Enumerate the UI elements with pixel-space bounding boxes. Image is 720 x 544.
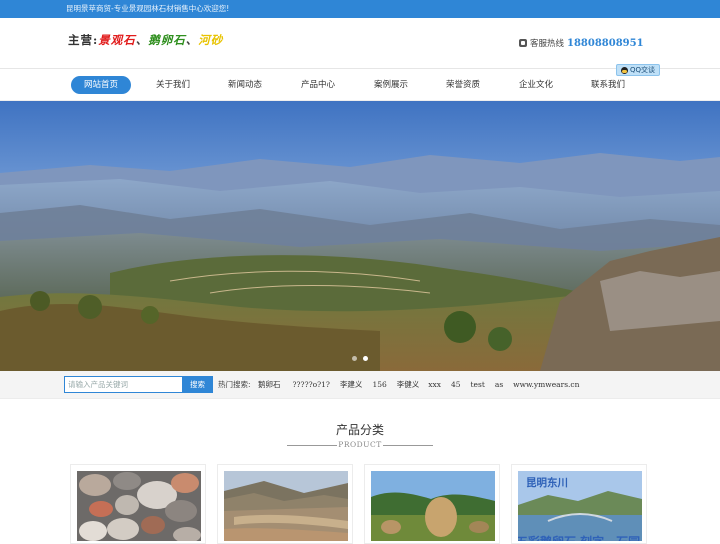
main-nav: 网站首页 关于我们 新闻动态 产品中心 案例展示 荣誉资质 企业文化 联系我们: [0, 69, 720, 101]
hotline-label: 客服热线: [530, 39, 565, 49]
welcome-text: 昆明景苹商贸-专业景观园林石材销售中心欢迎您!: [66, 4, 230, 13]
product-thumb-landscape-stone: [371, 471, 495, 541]
product-card[interactable]: [70, 464, 206, 544]
hot-word[interactable]: xxx: [428, 371, 441, 399]
nav-item-news[interactable]: 新闻动态: [228, 76, 262, 94]
logo[interactable]: 主营:景观石、鹅卵石、河砂: [68, 32, 223, 48]
nav-item-honors[interactable]: 荣誉资质: [446, 76, 480, 94]
nav-item-contact[interactable]: 联系我们: [591, 76, 625, 94]
product-section-title: 产品分类: [335, 423, 384, 437]
hot-word[interactable]: 李健义: [397, 371, 420, 399]
divider: [287, 444, 338, 446]
product-section-subtitle: PRODUCT: [0, 440, 720, 449]
hot-word[interactable]: 鹅卵石: [258, 371, 281, 399]
nav-item-products[interactable]: 产品中心: [301, 76, 335, 94]
hot-word[interactable]: www.ymwears.cn: [513, 371, 579, 399]
logo-item-river-sand: 河砂: [198, 33, 224, 47]
product-thumb-dongchuan: 昆明东川 五彩鹅卵石 刻字、石园: [518, 471, 642, 541]
logo-item-landscape-stone: 景观石: [98, 33, 136, 47]
hot-word[interactable]: 45: [451, 371, 461, 399]
nav-item-home[interactable]: 网站首页: [70, 76, 132, 94]
hot-search-words: 鹅卵石 ?????o?1? 李建义 156 李健义 xxx 45 test as…: [258, 371, 579, 399]
hot-word[interactable]: ?????o?1?: [293, 371, 330, 399]
banner-slider[interactable]: [0, 101, 720, 371]
slider-dot[interactable]: [352, 356, 357, 361]
logo-separator: 、: [185, 33, 199, 47]
logo-item-pebble: 鹅卵石: [148, 33, 186, 47]
hot-word[interactable]: test: [471, 371, 485, 399]
topbar: 昆明景苹商贸-专业景观园林石材销售中心欢迎您!: [0, 0, 720, 18]
product-card[interactable]: [364, 464, 500, 544]
product-thumb-pebbles: [77, 471, 201, 541]
nav-item-cases[interactable]: 案例展示: [374, 76, 408, 94]
search-input[interactable]: [64, 376, 183, 393]
divider: [382, 444, 433, 446]
nav-item-about[interactable]: 关于我们: [156, 76, 190, 94]
product-subtitle-text: PRODUCT: [338, 440, 382, 449]
slider-dots: [0, 356, 720, 361]
search-button[interactable]: 搜索: [182, 376, 213, 393]
phone-icon: [519, 39, 527, 47]
hotline: 客服热线 18808808951: [519, 37, 644, 49]
slider-dot-active[interactable]: [363, 356, 368, 361]
hot-search-label: 热门搜索:: [218, 380, 251, 389]
hotline-number[interactable]: 18808808951: [567, 38, 644, 49]
product-card[interactable]: [217, 464, 353, 544]
product-thumb-caption: 昆明东川: [526, 477, 568, 489]
search-bar: 搜索 热门搜索: 鹅卵石 ?????o?1? 李建义 156 李健义 xxx 4…: [0, 371, 720, 399]
product-card[interactable]: 昆明东川 五彩鹅卵石 刻字、石园: [511, 464, 647, 544]
header: 主营:景观石、鹅卵石、河砂 客服热线 18808808951 QQ交谈: [0, 18, 720, 76]
hot-word[interactable]: as: [495, 371, 503, 399]
product-cards: 昆明东川 五彩鹅卵石 刻字、石园: [0, 464, 720, 544]
logo-lead: 主营:: [68, 33, 99, 47]
banner-landscape-image: [0, 101, 720, 371]
product-thumb-river: [224, 471, 348, 541]
hot-word[interactable]: 156: [372, 371, 386, 399]
logo-separator: 、: [135, 33, 149, 47]
nav-item-culture[interactable]: 企业文化: [519, 76, 553, 94]
hot-word[interactable]: 李建义: [340, 371, 363, 399]
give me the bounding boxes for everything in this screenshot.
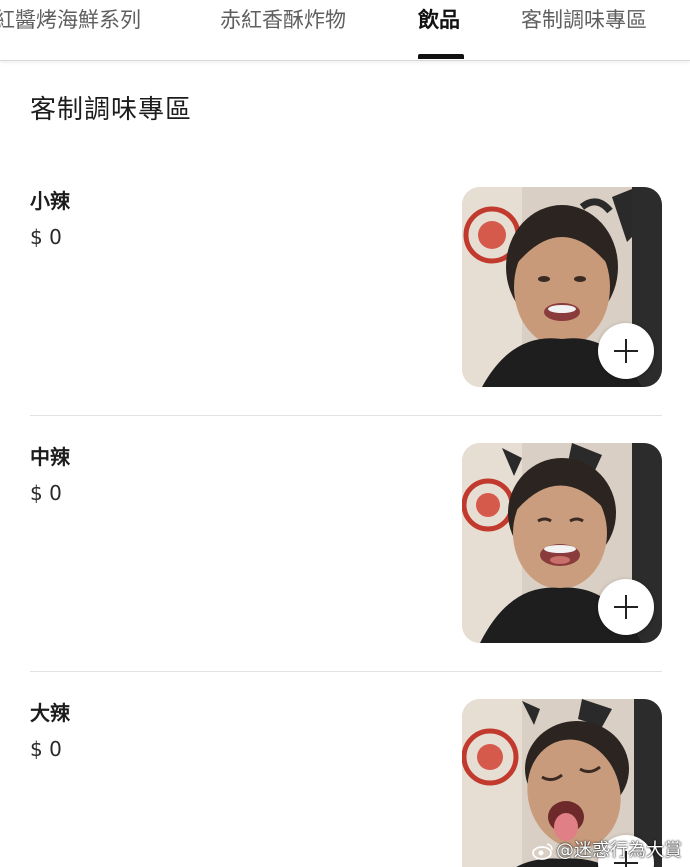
- category-tab-bar: 紅醬烤海鮮系列 赤紅香酥炸物 飲品 客制調味專區: [0, 0, 690, 61]
- divider: [30, 671, 662, 672]
- item-price: $ 0: [30, 225, 62, 249]
- weibo-icon: [532, 843, 553, 860]
- divider: [30, 415, 662, 416]
- add-to-cart-button[interactable]: [598, 323, 654, 379]
- menu-page: 紅醬烤海鮮系列 赤紅香酥炸物 飲品 客制調味專區 客制調味專區 小辣 $ 0 中…: [0, 0, 690, 867]
- item-name: 大辣: [30, 701, 70, 725]
- item-name: 小辣: [30, 189, 70, 213]
- active-tab-indicator: [418, 54, 464, 59]
- tab-fried-items[interactable]: 赤紅香酥炸物: [220, 2, 346, 38]
- watermark: @迷惑行為大賞: [532, 838, 682, 864]
- item-photo[interactable]: [462, 443, 662, 643]
- section-title: 客制調味專區: [30, 95, 193, 125]
- tab-custom-seasoning[interactable]: 客制調味專區: [521, 2, 647, 38]
- item-price: $ 0: [30, 737, 62, 761]
- add-to-cart-button[interactable]: [598, 579, 654, 635]
- tab-seafood-series[interactable]: 紅醬烤海鮮系列: [0, 2, 141, 38]
- watermark-text: @迷惑行為大賞: [556, 840, 682, 861]
- item-photo[interactable]: [462, 187, 662, 387]
- item-price: $ 0: [30, 481, 62, 505]
- item-name: 中辣: [30, 445, 70, 469]
- tab-drinks[interactable]: 飲品: [418, 2, 460, 38]
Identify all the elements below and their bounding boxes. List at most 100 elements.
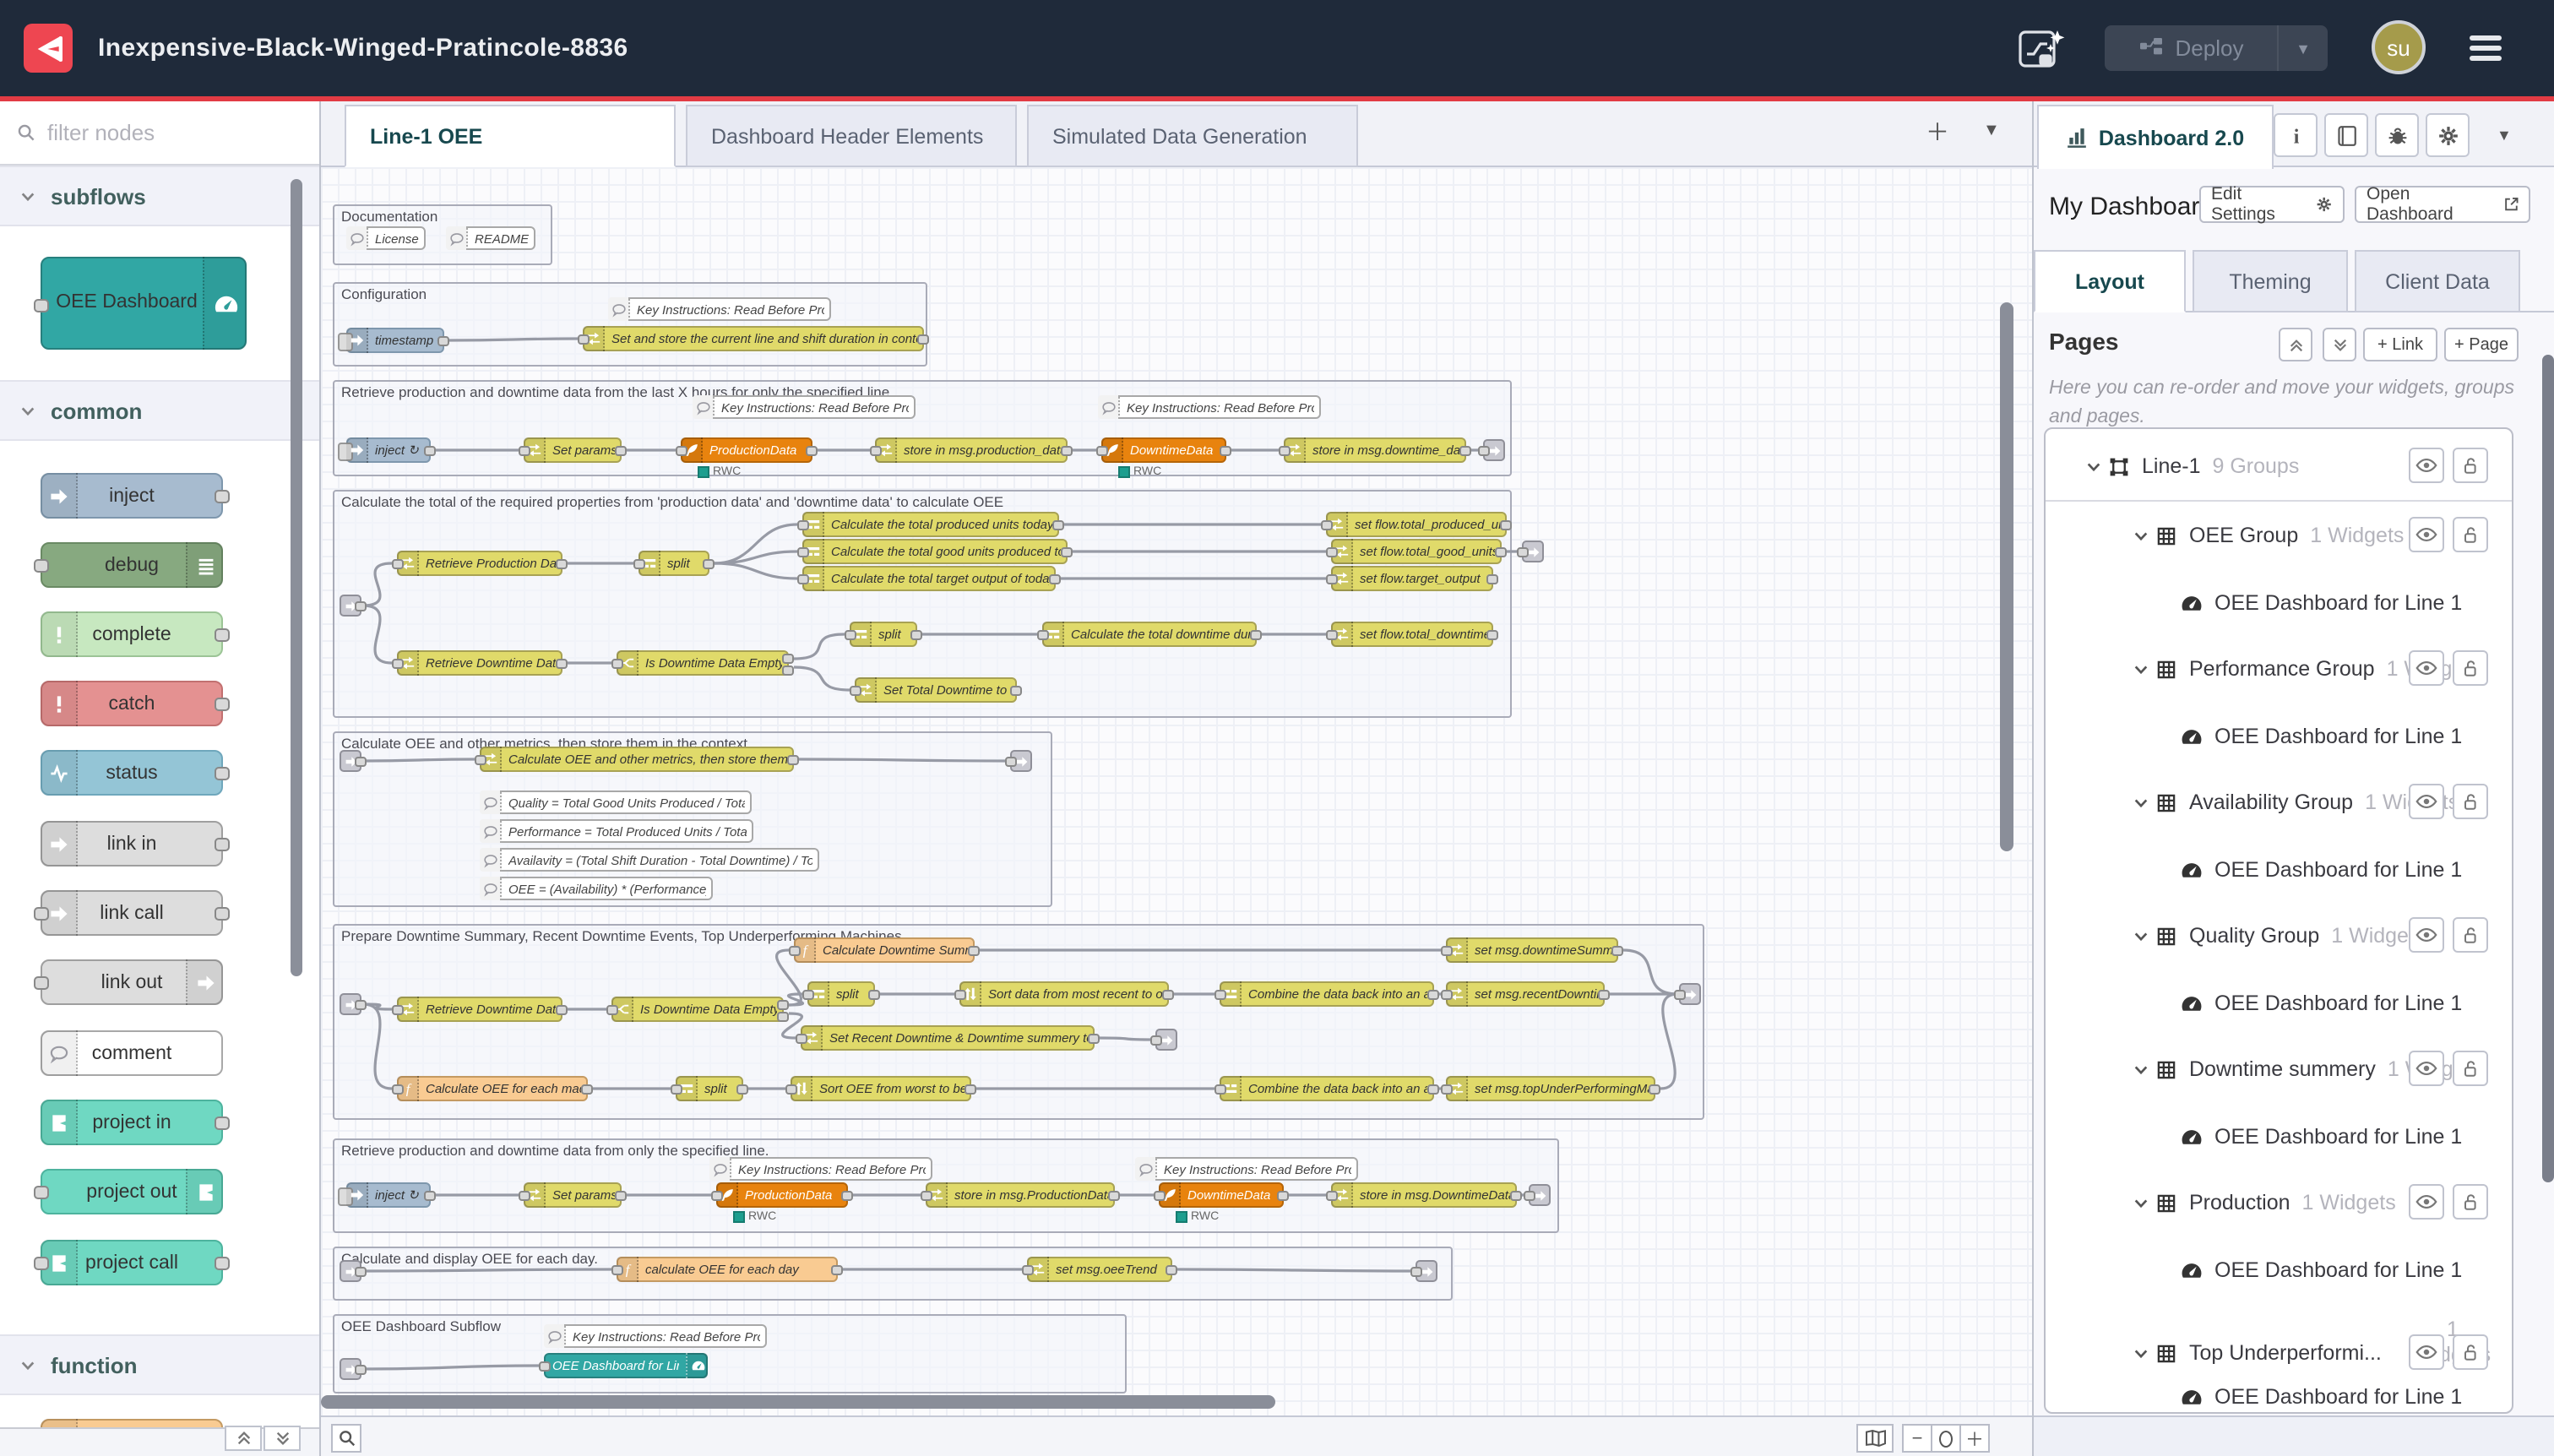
flow-node-n_sp5b[interactable]: split	[676, 1076, 743, 1101]
help-tab-button[interactable]	[2324, 113, 2368, 157]
visibility-toggle-button[interactable]	[2409, 1051, 2444, 1086]
sidebar-scrollbar[interactable]	[2542, 355, 2554, 1182]
flow-node-n_st6a[interactable]: store in msg.ProductionData	[926, 1182, 1115, 1208]
main-menu-icon[interactable]	[2470, 35, 2502, 61]
user-avatar[interactable]: su	[2372, 20, 2426, 74]
debug-tab-button[interactable]	[2375, 113, 2419, 157]
lock-toggle-button[interactable]	[2453, 784, 2488, 819]
expand-all-categories-button[interactable]	[264, 1426, 301, 1451]
ai-assistant-icon[interactable]	[2017, 27, 2068, 71]
tab-dashboard-2[interactable]: Dashboard 2.0	[2037, 105, 2274, 169]
flow-node-c3[interactable]: Quality = Total Good Units Produced / To…	[480, 790, 752, 814]
palette-scrollbar[interactable]	[291, 179, 302, 976]
flow-node-n_inj6[interactable]: inject ↻	[346, 1182, 431, 1208]
flow-node-n_sp3[interactable]: split	[638, 551, 709, 576]
sidebar-tab-theming[interactable]: Theming	[2193, 250, 2348, 312]
flow-node-c7[interactable]: Key Instructions: Read Before Proceeding	[709, 1157, 932, 1181]
flow-list-dropdown[interactable]: ▼	[1983, 120, 2000, 144]
palette-node-link-call[interactable]: link call	[41, 890, 223, 936]
flow-node-n_s4[interactable]: set flow.total_downtime	[1331, 622, 1493, 647]
visibility-toggle-button[interactable]	[2409, 784, 2444, 819]
flow-node-n_sortO[interactable]: Sort OEE from worst to best	[791, 1076, 971, 1101]
visibility-toggle-button[interactable]	[2409, 448, 2444, 483]
collapse-all-categories-button[interactable]	[225, 1426, 262, 1451]
flow-node-n_cod[interactable]: fcalculate OEE for each day	[617, 1257, 838, 1282]
minimap-button[interactable]	[1856, 1424, 1894, 1453]
palette-node-status[interactable]: status	[41, 750, 223, 796]
expand-all-button[interactable]	[2323, 328, 2356, 361]
flow-node-c2[interactable]: Key Instructions: Read Before Proceeding	[1098, 395, 1321, 419]
chevron-down-icon[interactable]	[2133, 795, 2149, 810]
flow-node-c4[interactable]: Performance = Total Produced Units / Tot…	[480, 819, 753, 843]
flow-canvas[interactable]: DocumentationConfigurationRetrieve produ…	[321, 167, 2032, 1415]
flow-node-c_read[interactable]: README	[446, 226, 535, 250]
flow-node-c_lic[interactable]: License	[346, 226, 426, 250]
flow-node-n_ts[interactable]: timestamp ¹	[346, 328, 444, 353]
flow-node-link-in[interactable]	[340, 1358, 361, 1380]
flow-node-link-out[interactable]	[1679, 983, 1701, 1005]
canvas-search-button[interactable]	[331, 1424, 361, 1453]
palette-category-function[interactable]: function	[0, 1334, 321, 1395]
zoom-out-button[interactable]: −	[1902, 1424, 1932, 1453]
flow-node-n_sot[interactable]: set msg.oeeTrend	[1027, 1257, 1172, 1282]
lock-toggle-button[interactable]	[2453, 650, 2488, 686]
palette-node-OEE-Dashboard[interactable]: OEE Dashboard	[41, 257, 247, 350]
chevron-down-icon[interactable]	[2133, 661, 2149, 676]
flow-node-n_dd6[interactable]: DowntimeData	[1159, 1182, 1284, 1208]
flow-node-n_s2[interactable]: set flow.total_good_units	[1331, 539, 1502, 564]
info-tab-button[interactable]: i	[2274, 113, 2318, 157]
tree-widget-row[interactable]: OEE Dashboard for Line 1	[2046, 981, 2512, 1025]
chevron-down-icon[interactable]	[2086, 459, 2101, 474]
flow-node-c5[interactable]: Availavity = (Total Shift Duration - Tot…	[480, 848, 819, 872]
tree-widget-row[interactable]: OEE Dashboard for Line 1	[2046, 848, 2512, 892]
palette-node-project-out[interactable]: project out	[41, 1169, 223, 1214]
flow-node-n_comb5a[interactable]: Combine the data back into an array.	[1220, 981, 1434, 1007]
flow-node-link-out[interactable]	[1522, 541, 1544, 562]
flow-node-n_comb5b[interactable]: Combine the data back into an array.	[1220, 1076, 1434, 1101]
sidebar-options-arrow[interactable]: ▼	[2497, 127, 2512, 144]
flow-node-n_cdd[interactable]: Calculate the total downtime duration	[1042, 622, 1257, 647]
flow-node-n_sp5a[interactable]: split	[807, 981, 875, 1007]
flow-node-n_com[interactable]: fCalculate OEE for each machine	[397, 1076, 588, 1101]
palette-node-catch[interactable]: catch	[41, 681, 223, 726]
flow-node-n_rpd[interactable]: Retrieve Production Data	[397, 551, 562, 576]
palette-node-link-in[interactable]: link in	[41, 821, 223, 867]
flow-node-link-in[interactable]	[340, 993, 361, 1015]
flow-node-n_stp[interactable]: set msg.topUnderPerformingMachines	[1446, 1076, 1655, 1101]
flow-node-link-in[interactable]	[340, 595, 361, 617]
add-flow-button[interactable]: ＋	[1926, 120, 1949, 144]
flow-tab-3[interactable]: Simulated Data Generation	[1027, 105, 1358, 167]
lock-toggle-button[interactable]	[2453, 1051, 2488, 1086]
config-nodes-tab-button[interactable]	[2426, 113, 2470, 157]
palette-node-complete[interactable]: complete	[41, 611, 223, 657]
flow-node-n_sw3[interactable]: Is Downtime Data Empty?	[617, 650, 789, 676]
chevron-down-icon[interactable]	[2133, 528, 2149, 543]
tree-widget-row[interactable]: OEE Dashboard for Line 1	[2046, 1375, 2512, 1414]
tree-widget-row[interactable]: OEE Dashboard for Line 1	[2046, 714, 2512, 758]
flow-node-link-out[interactable]	[1010, 750, 1032, 772]
flow-tab-1[interactable]: Line-1 OEE	[345, 105, 676, 167]
zoom-in-button[interactable]: ＋	[1959, 1424, 1990, 1453]
visibility-toggle-button[interactable]	[2409, 917, 2444, 953]
zoom-reset-button[interactable]	[1931, 1424, 1961, 1453]
palette-node-inject[interactable]: inject	[41, 473, 223, 519]
palette-node-comment[interactable]: comment	[41, 1030, 223, 1076]
palette-node-debug[interactable]: debug	[41, 542, 223, 588]
canvas-horizontal-scrollbar[interactable]	[321, 1395, 1275, 1409]
flow-node-n_st6b[interactable]: store in msg.DowntimeData	[1331, 1182, 1517, 1208]
flow-node-link-out[interactable]	[1416, 1260, 1437, 1282]
flow-node-n_sp2[interactable]: Set params	[524, 437, 622, 463]
flow-node-n_rdd5[interactable]: Retrieve Downtime Data	[397, 997, 562, 1022]
add-link-button[interactable]: + Link	[2363, 328, 2437, 361]
sidebar-tab-layout[interactable]: Layout	[2034, 250, 2186, 312]
flow-node-n_pd6[interactable]: ProductionData	[716, 1182, 848, 1208]
visibility-toggle-button[interactable]	[2409, 650, 2444, 686]
edit-settings-button[interactable]: Edit Settings	[2199, 186, 2345, 223]
open-dashboard-button[interactable]: Open Dashboard	[2355, 186, 2530, 223]
flow-node-n_rdd[interactable]: Retrieve Downtime Data	[397, 650, 562, 676]
deploy-options-arrow[interactable]: ▼	[2277, 25, 2328, 71]
flow-node-n_setstore[interactable]: Set and store the current line and shift…	[583, 326, 924, 351]
visibility-toggle-button[interactable]	[2409, 517, 2444, 552]
palette-node-link-out[interactable]: link out	[41, 959, 223, 1005]
visibility-toggle-button[interactable]	[2409, 1334, 2444, 1370]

.....

Written request:
Update the part that opens with the line containing "- category-tab-bar: 紅醬烤海鮮系列" and closes with the line containing "- active-tab-indicator: [418, 54, 464, 59]" by putting "dish-name" wherever "item-name" appears. Give only those lines, with nothing else changed.

Exercise output:
- category-tab-bar: 紅醬烤海鮮系列 赤紅香酥炸物 飲品 客制調味專區: [0, 0, 690, 61]
- divider: [30, 671, 662, 672]
- item-price: $ 0: [30, 225, 62, 249]
- weibo-icon: [532, 843, 553, 860]
- divider: [30, 415, 662, 416]
- add-to-cart-button[interactable]: [598, 323, 654, 379]
- menu-page: 紅醬烤海鮮系列 赤紅香酥炸物 飲品 客制調味專區 客制調味專區 小辣 $ 0 中…: [0, 0, 690, 867]
- dish-name: 大辣: [30, 701, 70, 725]
- dish-name: 小辣: [30, 189, 70, 213]
- active-tab-indicator: [418, 54, 464, 59]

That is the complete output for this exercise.